Task objective:
Repeat word for word the lines from the one holding "What data populates" through the end, both ends included, and leave out every picture.

Data tied to figure images:

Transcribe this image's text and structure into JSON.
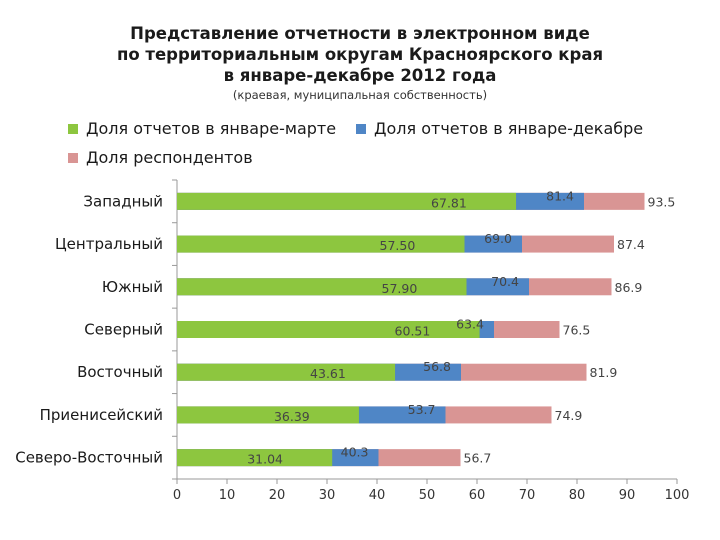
{
  "chart_data": {
    "type": "bar",
    "orientation": "horizontal",
    "title_lines": [
      "Представление отчетности в электронном виде",
      "по территориальным округам Красноярского края",
      "в январе-декабре 2012 года"
    ],
    "subtitle": "(краевая, муниципальная собственность)",
    "categories": [
      "Западный",
      "Центральный",
      "Южный",
      "Северный",
      "Восточный",
      "Приенисейский",
      "Северо-Восточный"
    ],
    "series": [
      {
        "name": "Доля отчетов в январе-марте",
        "values": [
          67.81,
          57.5,
          57.9,
          60.51,
          43.61,
          36.39,
          31.04
        ],
        "labels": [
          "67.81",
          "57.50",
          "57.90",
          "60.51",
          "43.61",
          "36.39",
          "31.04"
        ],
        "color": "#8dc63f"
      },
      {
        "name": "Доля отчетов в январе-декабре",
        "values": [
          81.4,
          69.0,
          70.4,
          63.4,
          56.8,
          53.7,
          40.3
        ],
        "labels": [
          "81.4",
          "69.0",
          "70.4",
          "63.4",
          "56.8",
          "53.7",
          "40.3"
        ],
        "color": "#4f86c6"
      },
      {
        "name": "Доля респондентов",
        "values": [
          93.5,
          87.4,
          86.9,
          76.5,
          81.9,
          74.9,
          56.7
        ],
        "labels": [
          "93.5",
          "87.4",
          "86.9",
          "76.5",
          "81.9",
          "74.9",
          "56.7"
        ],
        "color": "#d99594"
      }
    ],
    "xlim": [
      0,
      100
    ],
    "xticks": [
      "0",
      "10",
      "20",
      "30",
      "40",
      "50",
      "60",
      "70",
      "80",
      "90",
      "100"
    ],
    "legend_position": "top",
    "xlabel": "",
    "ylabel": ""
  }
}
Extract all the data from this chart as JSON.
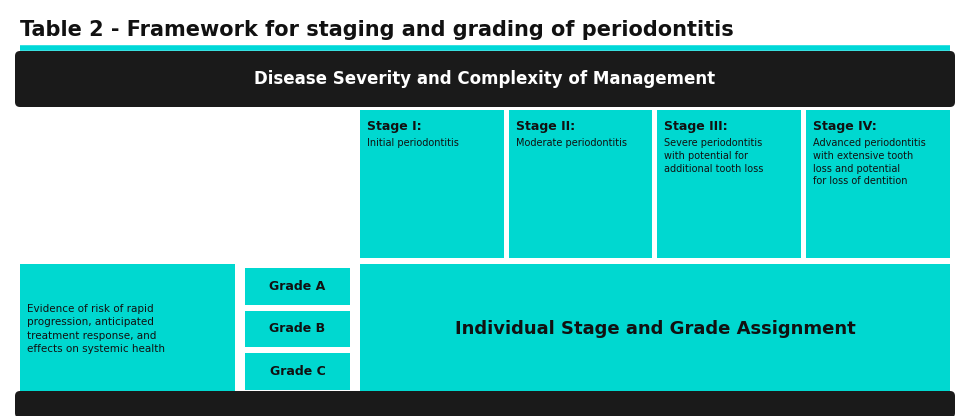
{
  "title": "Table 2 - Framework for staging and grading of periodontitis",
  "title_color": "#111111",
  "title_fontsize": 15,
  "underline_color": "#00d8d8",
  "bg_color": "#ffffff",
  "dark_bar_color": "#1a1a1a",
  "cyan_color": "#00d8d0",
  "severity_header": "Disease Severity and Complexity of Management",
  "stages": [
    "Stage I:",
    "Stage II:",
    "Stage III:",
    "Stage IV:"
  ],
  "stage_subtitles": [
    "Initial periodontitis",
    "Moderate periodontitis",
    "Severe periodontitis\nwith potential for\nadditional tooth loss",
    "Advanced periodontitis\nwith extensive tooth\nloss and potential\nfor loss of dentition"
  ],
  "left_label": "Evidence of risk of rapid\nprogression, anticipated\ntreatment response, and\neffects on systemic health",
  "grades": [
    "Grade A",
    "Grade B",
    "Grade C"
  ],
  "individual_label": "Individual Stage and Grade Assignment",
  "fig_w": 9.7,
  "fig_h": 4.16,
  "dpi": 100
}
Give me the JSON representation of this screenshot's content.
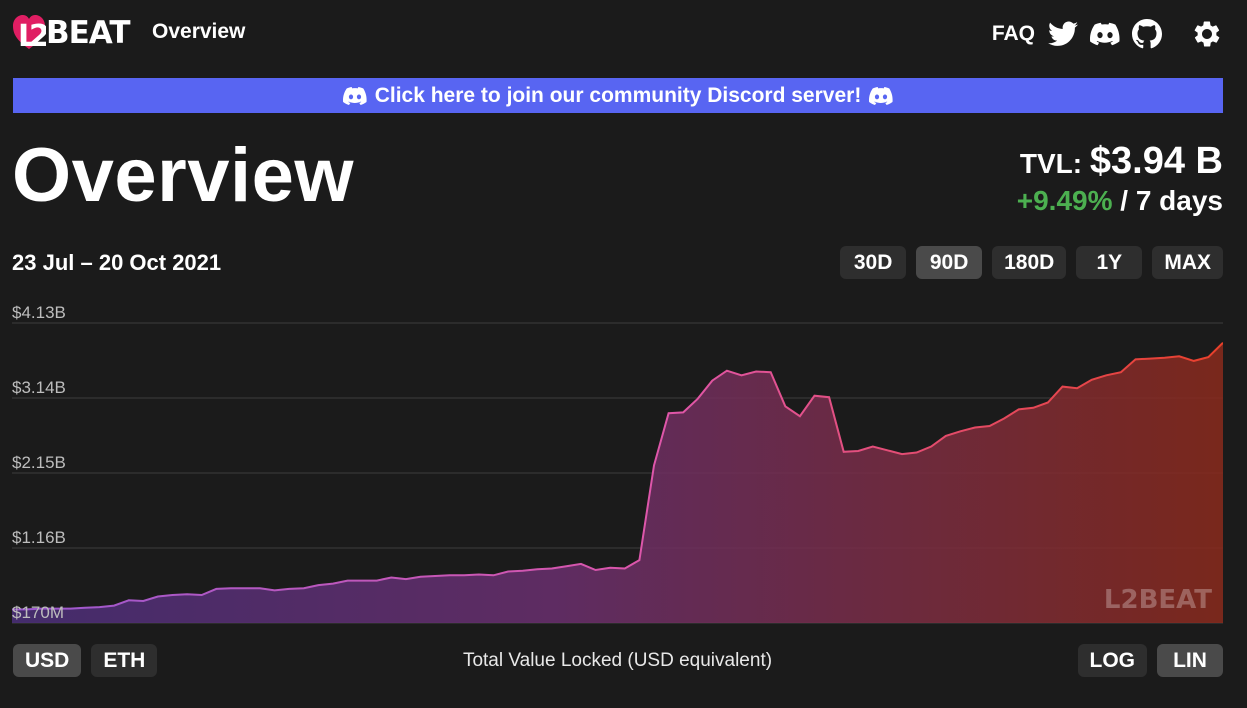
{
  "header": {
    "logo_text": "BEAT",
    "nav_label": "Overview",
    "faq_label": "FAQ",
    "icons": [
      "twitter-icon",
      "discord-icon",
      "github-icon",
      "gear-icon"
    ]
  },
  "banner": {
    "text": "Click here to join our community Discord server!",
    "color": "#5865f2"
  },
  "page": {
    "title": "Overview",
    "tvl_label": "TVL:",
    "tvl_value": "$3.94 B",
    "change_value": "+9.49%",
    "change_suffix": "/ 7 days",
    "date_range": "23 Jul – 20 Oct 2021"
  },
  "range_buttons": [
    {
      "label": "30D",
      "active": false
    },
    {
      "label": "90D",
      "active": true
    },
    {
      "label": "180D",
      "active": false
    },
    {
      "label": "1Y",
      "active": false
    },
    {
      "label": "MAX",
      "active": false
    }
  ],
  "currency_buttons": [
    {
      "label": "USD",
      "active": true
    },
    {
      "label": "ETH",
      "active": false
    }
  ],
  "scale_buttons": [
    {
      "label": "LOG",
      "active": false
    },
    {
      "label": "LIN",
      "active": true
    }
  ],
  "chart_caption": "Total Value Locked (USD equivalent)",
  "chart_data": {
    "type": "area",
    "title": "",
    "xlabel": "Total Value Locked (USD equivalent)",
    "ylabel": "",
    "y_tick_labels": [
      "$4.13B",
      "$3.14B",
      "$2.15B",
      "$1.16B",
      "$170M"
    ],
    "y_ticks": [
      4.13,
      3.14,
      2.15,
      1.16,
      0.17
    ],
    "ylim": [
      0.17,
      4.13
    ],
    "x_range": [
      "23 Jul 2021",
      "20 Oct 2021"
    ],
    "grid": true,
    "gradient_colors": [
      "#6b3fa0",
      "#c0392b"
    ],
    "line_colors": [
      "#d45bb5",
      "#e74c3c"
    ],
    "watermark": "L2BEAT",
    "values": [
      0.35,
      0.35,
      0.36,
      0.36,
      0.36,
      0.37,
      0.38,
      0.4,
      0.47,
      0.46,
      0.52,
      0.54,
      0.55,
      0.54,
      0.62,
      0.63,
      0.63,
      0.63,
      0.6,
      0.62,
      0.63,
      0.67,
      0.69,
      0.73,
      0.73,
      0.73,
      0.77,
      0.75,
      0.78,
      0.79,
      0.8,
      0.8,
      0.81,
      0.8,
      0.85,
      0.86,
      0.88,
      0.89,
      0.92,
      0.95,
      0.87,
      0.9,
      0.89,
      1.0,
      2.25,
      2.94,
      2.95,
      3.13,
      3.37,
      3.5,
      3.44,
      3.49,
      3.48,
      3.03,
      2.9,
      3.17,
      3.15,
      2.43,
      2.44,
      2.5,
      2.45,
      2.4,
      2.42,
      2.5,
      2.64,
      2.7,
      2.75,
      2.77,
      2.87,
      2.99,
      3.01,
      3.08,
      3.29,
      3.27,
      3.38,
      3.44,
      3.48,
      3.65,
      3.66,
      3.67,
      3.69,
      3.63,
      3.68,
      3.87
    ]
  }
}
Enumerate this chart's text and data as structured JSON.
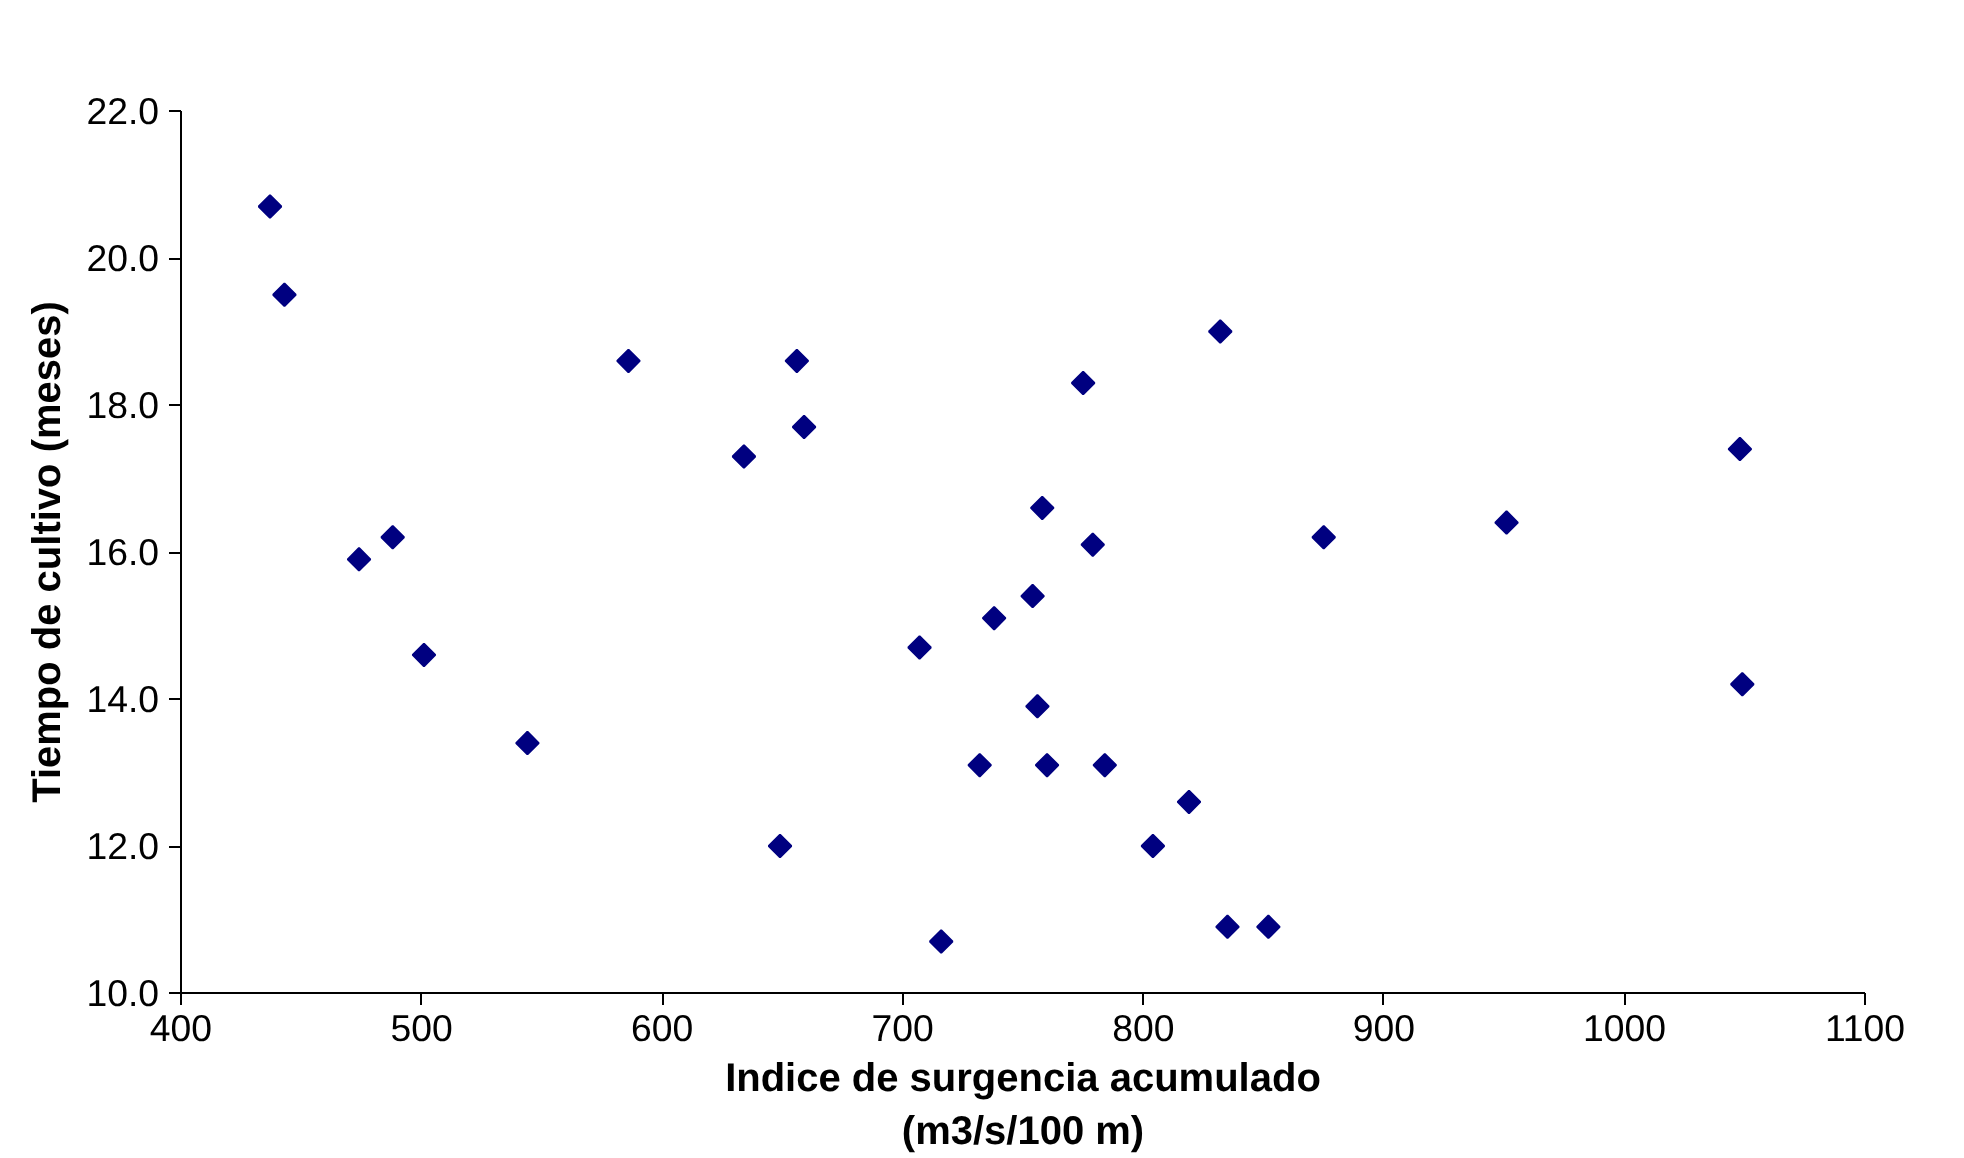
{
  "chart_data": {
    "type": "scatter",
    "xlabel": "Indice de surgencia acumulado\n(m3/s/100 m)",
    "ylabel": "Tiempo de cultivo (meses)",
    "x": [
      437,
      443,
      474,
      488,
      501,
      544,
      586,
      634,
      656,
      659,
      649,
      707,
      716,
      732,
      738,
      754,
      758,
      756,
      760,
      775,
      779,
      784,
      804,
      819,
      832,
      835,
      852,
      875,
      951,
      1048,
      1049
    ],
    "values": [
      20.7,
      19.5,
      15.9,
      16.2,
      14.6,
      13.4,
      18.6,
      17.3,
      18.6,
      17.7,
      12.0,
      14.7,
      10.7,
      13.1,
      15.1,
      15.4,
      16.6,
      13.9,
      13.1,
      18.3,
      16.1,
      13.1,
      12.0,
      12.6,
      19.0,
      10.9,
      10.9,
      16.2,
      16.4,
      17.4,
      14.2
    ],
    "color": "#000080",
    "marker": "diamond",
    "grid": false,
    "xlim": [
      400,
      1100
    ],
    "xticks": [
      400,
      500,
      600,
      700,
      800,
      900,
      1000,
      1100
    ],
    "ylim": [
      10,
      22
    ],
    "yticks": [
      {
        "value": 10,
        "label": "10.0"
      },
      {
        "value": 12,
        "label": "12.0"
      },
      {
        "value": 14,
        "label": "14.0"
      },
      {
        "value": 16,
        "label": "16.0"
      },
      {
        "value": 18,
        "label": "18.0"
      },
      {
        "value": 20,
        "label": "20.0"
      },
      {
        "value": 22,
        "label": "22.0"
      }
    ]
  }
}
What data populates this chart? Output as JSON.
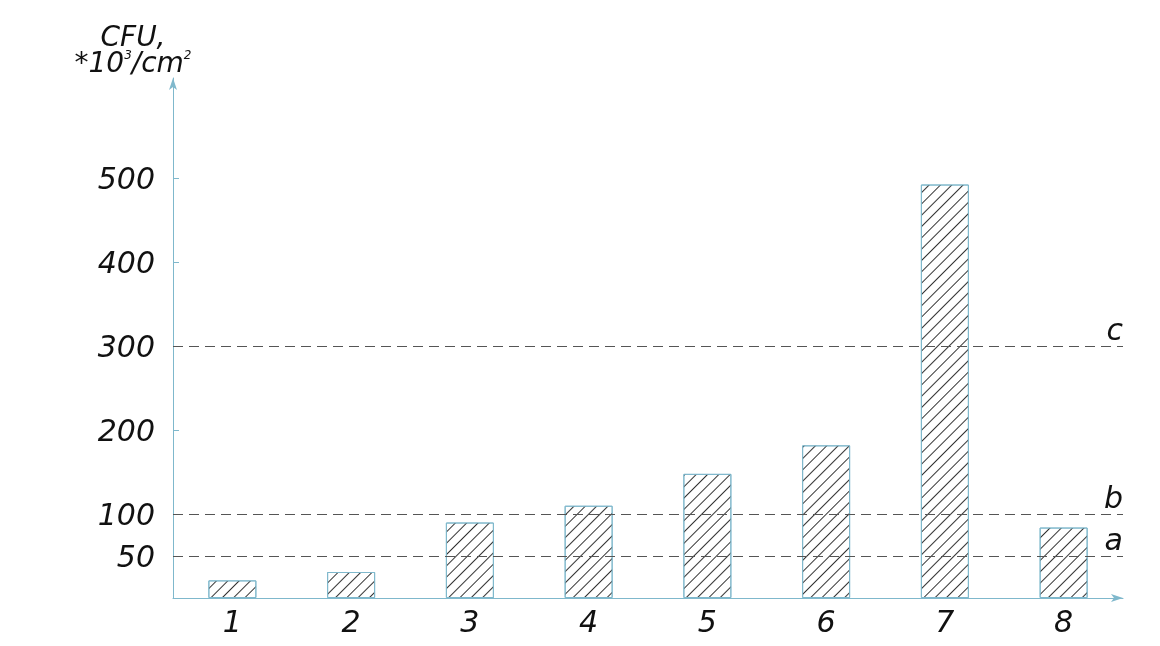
{
  "chart_data": {
    "type": "bar",
    "ylabel": "CFU,\n*10$^{3}$/cm$^{2}$",
    "categories": [
      "1",
      "2",
      "3",
      "4",
      "5",
      "6",
      "7",
      "8"
    ],
    "values": [
      21,
      31,
      90,
      110,
      148,
      182,
      493,
      84
    ],
    "color": "#7fb8cc",
    "ylim": [
      0,
      620
    ],
    "yticks": [
      50,
      100,
      200,
      300,
      400,
      500
    ],
    "ref_lines": [
      {
        "axis": "y",
        "value": 50,
        "label": "a",
        "color": "#555555",
        "line_style": "dashed"
      },
      {
        "axis": "y",
        "value": 100,
        "label": "b",
        "color": "#555555",
        "line_style": "dashed"
      },
      {
        "axis": "y",
        "value": 300,
        "label": "c",
        "color": "#555555",
        "line_style": "dashed"
      }
    ],
    "grid": false
  }
}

Exercise output:
What data populates this chart? Output as JSON.
{
  "chart_data": {
    "type": "bar",
    "ylabel": "CFU,\n*10$^{3}$/cm$^{2}$",
    "categories": [
      "1",
      "2",
      "3",
      "4",
      "5",
      "6",
      "7",
      "8"
    ],
    "values": [
      21,
      31,
      90,
      110,
      148,
      182,
      493,
      84
    ],
    "color": "#7fb8cc",
    "ylim": [
      0,
      620
    ],
    "yticks": [
      50,
      100,
      200,
      300,
      400,
      500
    ],
    "ref_lines": [
      {
        "axis": "y",
        "value": 50,
        "label": "a",
        "color": "#555555",
        "line_style": "dashed"
      },
      {
        "axis": "y",
        "value": 100,
        "label": "b",
        "color": "#555555",
        "line_style": "dashed"
      },
      {
        "axis": "y",
        "value": 300,
        "label": "c",
        "color": "#555555",
        "line_style": "dashed"
      }
    ],
    "grid": false
  }
}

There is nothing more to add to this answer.